Título: Gastos com pessoal afetam caixa de 10 Estados
Autor: Máximo , Luciano
Fonte: Valor Econômico, 18/01/2010, Especial, p. A14

Pelo menos dez Estados brasileiros estão em situação desconfortável para manter os gastos de pessoal dentro dos limites estabelecidos pela Lei de Responsabilidade Fiscal (LRF). Em todo o país, 17 das 27 unidades federativas elevaram a relação entre a despesa com pessoal e a receita corrente líquida em 2009, de acordo com informações do Tesouro Nacional. Pela legislação, os Estados podem comprometer até 49% da receita com os funcionários do Poder Executivo, mas o limite prudencial é de 46,55%.

O processo de adequação à lei do piso nacional dos professores da educação básica - adotado em 2008 e que, na virada do ano, sofreu reajuste de 7,86% e passou de R$ 950,00 para R$ 1.024,67 para jornadas de 40 horas semanais - pressionou o desempenho financeiro de alguns governos estaduais no ano passado e continuará a fazê-lo este ano. A área educacional é a que mais consome recursos públicos para salários, chegando a representar de 15% até 40% de todo gasto com folha de um Estado. Outros governos, contudo, cumpriram o piso sem riscos à LRF.
= = = = =
• **SUAS TAREFAS**
#1 Quais são todos os percentuais mencionados no texto extraído?
#2 Responda, com base no texto extraído:
(a) Quantas das 27 unidades federativas elevaram em 2009 a relação entre a despesa com pessoal e a receita corrente líquida?
(b) Em que ano foi adotado o piso nacional dos professores da educação básica?
(c) A que jornada semanal corresponde o piso de R$ 1.024,67?
#3 Edite o trecho do texto extraído que vai de "Pelo menos dez" a "é de 46,55%.", substituindo "Tesouro Nacional" por "Ministério da Fazenda".

• **TRECHO DO MATERIAL**
= = = = =
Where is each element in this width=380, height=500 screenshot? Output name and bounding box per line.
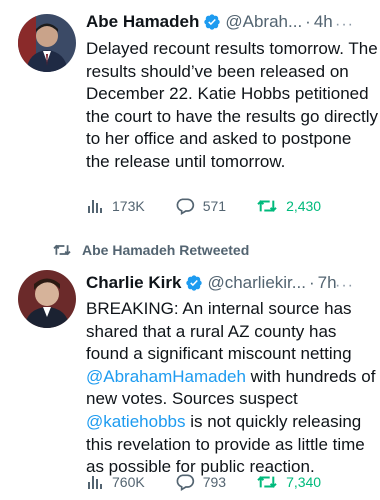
= = = = =
• **AS RESPOSTAS**
#1 49%, 46,55%, 7,86%, 15% e 40%.

#2
(a) 17.
(b) Em 2008.
(c) A jornadas de 40 horas semanais.

#3
Pelo menos dez Estados brasileiros estão em situação desconfortável para manter os gastos de pessoal dentro dos limites estabelecidos pela Lei de Responsabilidade Fiscal (LRF). Em todo o país, 17 das 27 unidades federativas elevaram a relação entre a despesa com pessoal e a receita corrente líquida em 2009, de acordo com informações do Ministério da Fazenda. Pela legislação, os Estados podem comprometer até 49% da receita com os funcionários do Poder Executivo, mas o limite prudencial é de 46,55%.